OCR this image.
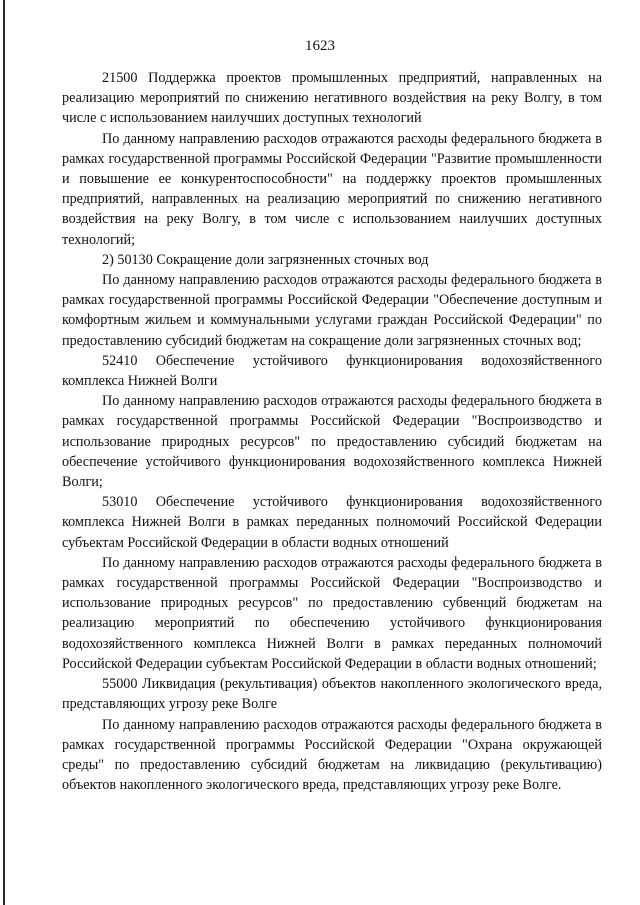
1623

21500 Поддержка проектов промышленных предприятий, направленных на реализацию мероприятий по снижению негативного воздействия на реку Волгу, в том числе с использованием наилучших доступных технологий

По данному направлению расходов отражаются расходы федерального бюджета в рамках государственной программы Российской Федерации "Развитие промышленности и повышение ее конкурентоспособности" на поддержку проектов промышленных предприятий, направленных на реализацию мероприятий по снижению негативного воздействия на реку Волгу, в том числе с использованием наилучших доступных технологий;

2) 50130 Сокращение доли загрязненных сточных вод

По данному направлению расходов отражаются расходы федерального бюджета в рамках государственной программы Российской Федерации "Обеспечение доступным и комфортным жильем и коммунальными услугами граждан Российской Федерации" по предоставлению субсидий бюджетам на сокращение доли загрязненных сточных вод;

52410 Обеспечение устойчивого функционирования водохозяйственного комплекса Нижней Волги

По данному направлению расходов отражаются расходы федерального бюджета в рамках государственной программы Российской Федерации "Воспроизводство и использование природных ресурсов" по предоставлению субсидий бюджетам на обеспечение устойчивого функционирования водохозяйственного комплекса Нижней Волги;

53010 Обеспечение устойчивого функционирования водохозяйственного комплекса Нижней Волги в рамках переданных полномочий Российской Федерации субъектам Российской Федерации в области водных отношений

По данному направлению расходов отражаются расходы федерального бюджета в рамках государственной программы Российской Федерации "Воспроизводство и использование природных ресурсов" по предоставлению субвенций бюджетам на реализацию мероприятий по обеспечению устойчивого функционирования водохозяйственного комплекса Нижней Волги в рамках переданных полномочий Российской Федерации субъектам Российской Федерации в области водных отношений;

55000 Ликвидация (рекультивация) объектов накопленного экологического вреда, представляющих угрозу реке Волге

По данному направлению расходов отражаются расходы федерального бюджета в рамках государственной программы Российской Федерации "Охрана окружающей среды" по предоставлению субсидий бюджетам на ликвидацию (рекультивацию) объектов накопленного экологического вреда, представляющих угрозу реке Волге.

---

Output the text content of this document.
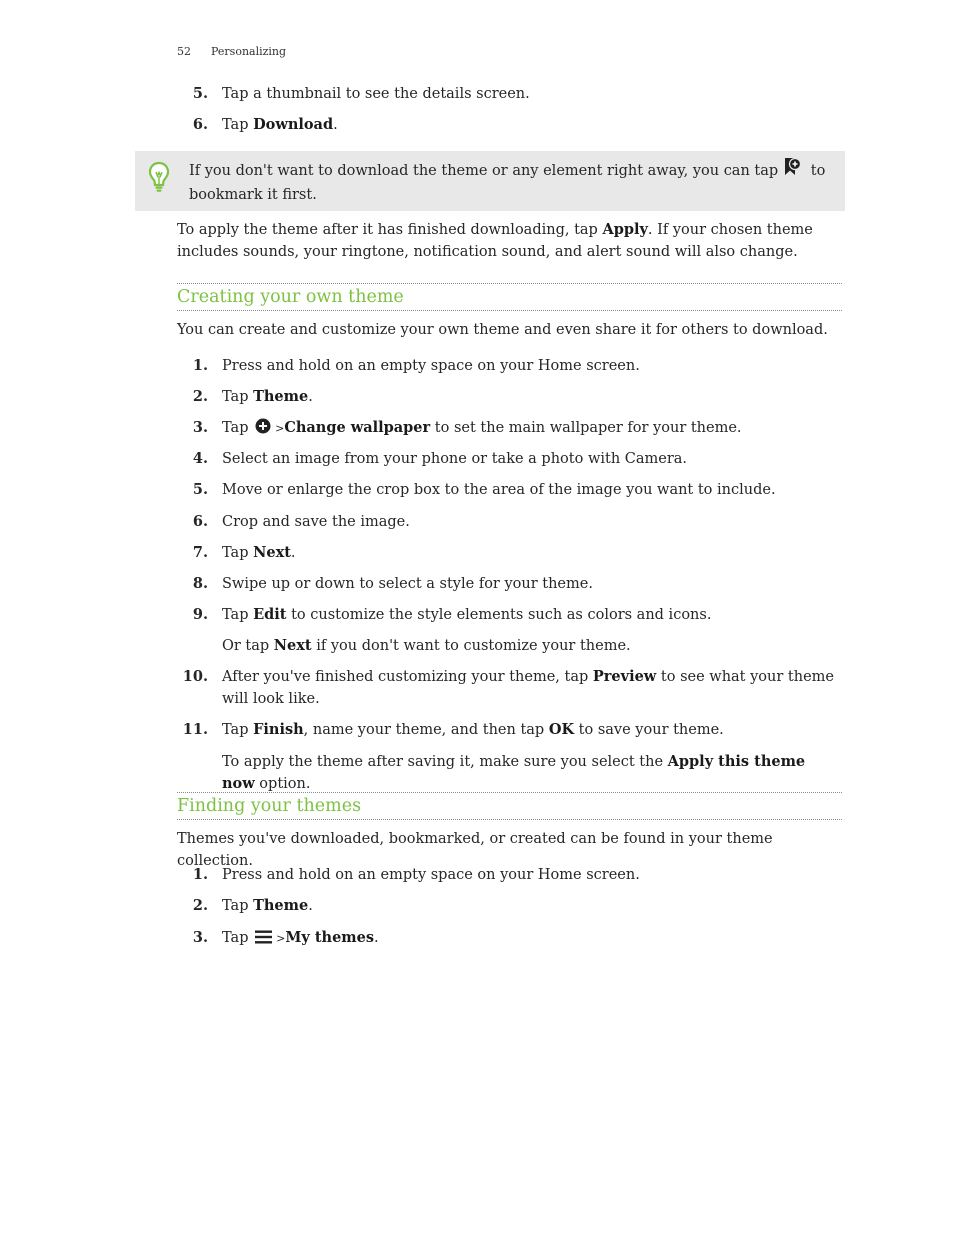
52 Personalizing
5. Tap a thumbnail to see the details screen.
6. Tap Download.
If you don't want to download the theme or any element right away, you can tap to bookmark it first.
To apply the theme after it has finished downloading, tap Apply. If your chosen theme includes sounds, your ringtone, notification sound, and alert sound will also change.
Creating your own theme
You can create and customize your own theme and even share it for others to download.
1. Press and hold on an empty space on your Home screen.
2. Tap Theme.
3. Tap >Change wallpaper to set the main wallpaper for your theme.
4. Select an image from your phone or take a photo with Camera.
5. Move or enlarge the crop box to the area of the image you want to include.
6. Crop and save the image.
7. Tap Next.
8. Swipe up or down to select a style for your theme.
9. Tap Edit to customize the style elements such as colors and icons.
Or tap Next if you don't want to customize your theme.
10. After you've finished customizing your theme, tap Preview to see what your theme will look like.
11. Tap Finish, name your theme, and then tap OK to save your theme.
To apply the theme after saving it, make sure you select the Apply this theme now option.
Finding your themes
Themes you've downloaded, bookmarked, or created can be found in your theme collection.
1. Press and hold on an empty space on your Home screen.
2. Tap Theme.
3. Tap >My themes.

WHAT THE TASK REQUIRES: Search the records for the string "style" and return every line in which it occurs.

THE COMPLETED TASK:
8. Swipe up or down to select a style for your theme.
9. Tap Edit to customize the style elements such as colors and icons.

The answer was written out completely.